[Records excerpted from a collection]
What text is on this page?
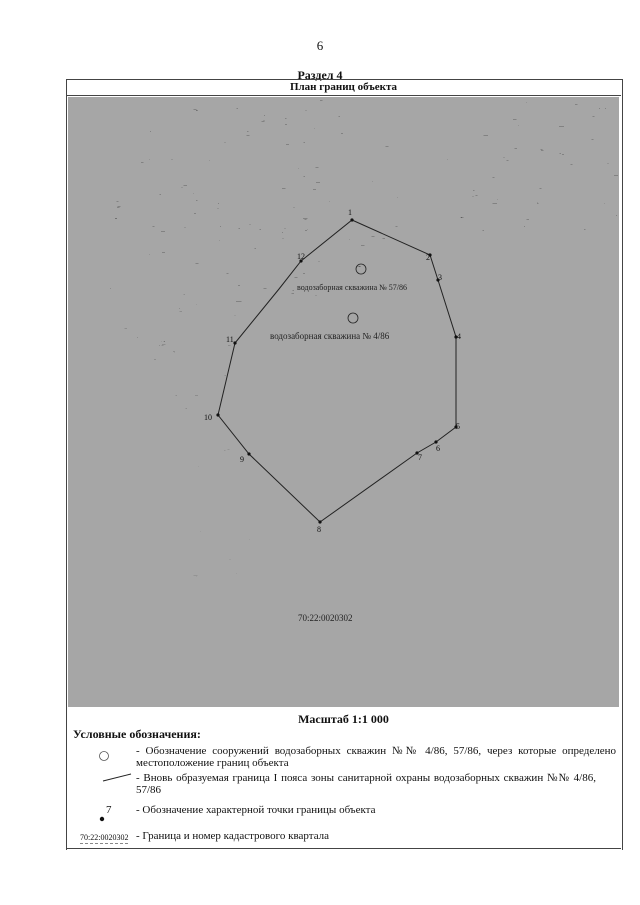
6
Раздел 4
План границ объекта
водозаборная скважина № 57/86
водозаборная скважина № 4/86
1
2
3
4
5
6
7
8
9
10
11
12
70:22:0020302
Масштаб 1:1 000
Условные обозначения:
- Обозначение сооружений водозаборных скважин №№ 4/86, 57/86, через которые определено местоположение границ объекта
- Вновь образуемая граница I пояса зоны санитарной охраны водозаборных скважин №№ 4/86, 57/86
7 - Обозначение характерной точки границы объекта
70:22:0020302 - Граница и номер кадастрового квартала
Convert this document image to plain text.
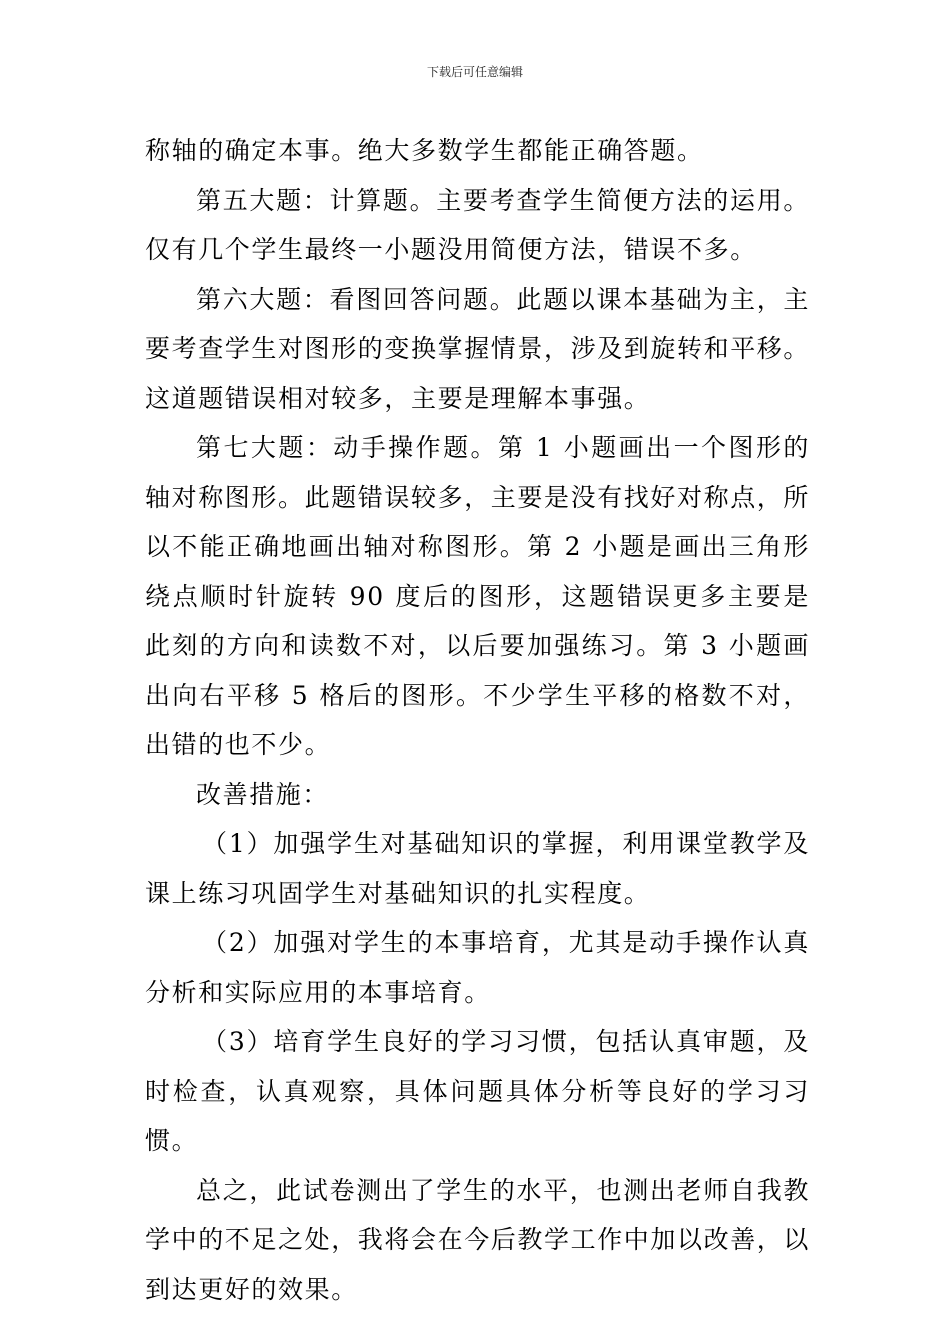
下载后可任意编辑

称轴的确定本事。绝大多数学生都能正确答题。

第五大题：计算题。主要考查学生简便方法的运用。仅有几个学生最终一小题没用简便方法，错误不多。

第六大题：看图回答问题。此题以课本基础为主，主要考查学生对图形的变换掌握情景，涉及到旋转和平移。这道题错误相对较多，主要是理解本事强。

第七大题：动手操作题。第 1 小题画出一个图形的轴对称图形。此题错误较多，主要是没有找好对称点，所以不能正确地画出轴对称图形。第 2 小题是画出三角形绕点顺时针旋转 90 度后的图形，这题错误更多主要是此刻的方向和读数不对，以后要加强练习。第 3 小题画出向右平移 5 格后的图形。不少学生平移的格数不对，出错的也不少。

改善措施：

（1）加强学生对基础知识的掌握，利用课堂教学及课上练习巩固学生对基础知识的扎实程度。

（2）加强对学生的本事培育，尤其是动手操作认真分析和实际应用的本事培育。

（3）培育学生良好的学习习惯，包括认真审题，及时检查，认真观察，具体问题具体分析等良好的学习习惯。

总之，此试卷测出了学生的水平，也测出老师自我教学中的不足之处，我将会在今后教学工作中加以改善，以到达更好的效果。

*SET PROBLEM*
Take the line that contains "Convert this document image to plain text." and every line after it up to the end of the records above, and restate them exactly, without the pictures.

*RESULT OF THIS TASK*
Convert this document image to plain text.
下载后可任意编辑

称轴的确定本事。绝大多数学生都能正确答题。

第五大题：计算题。主要考查学生简便方法的运用。仅有几个学生最终一小题没用简便方法，错误不多。

第六大题：看图回答问题。此题以课本基础为主，主要考查学生对图形的变换掌握情景，涉及到旋转和平移。这道题错误相对较多，主要是理解本事强。

第七大题：动手操作题。第 1 小题画出一个图形的轴对称图形。此题错误较多，主要是没有找好对称点，所以不能正确地画出轴对称图形。第 2 小题是画出三角形绕点顺时针旋转 90 度后的图形，这题错误更多主要是此刻的方向和读数不对，以后要加强练习。第 3 小题画出向右平移 5 格后的图形。不少学生平移的格数不对，出错的也不少。

改善措施：

（1）加强学生对基础知识的掌握，利用课堂教学及课上练习巩固学生对基础知识的扎实程度。

（2）加强对学生的本事培育，尤其是动手操作认真分析和实际应用的本事培育。

（3）培育学生良好的学习习惯，包括认真审题，及时检查，认真观察，具体问题具体分析等良好的学习习惯。

总之，此试卷测出了学生的水平，也测出老师自我教学中的不足之处，我将会在今后教学工作中加以改善，以到达更好的效果。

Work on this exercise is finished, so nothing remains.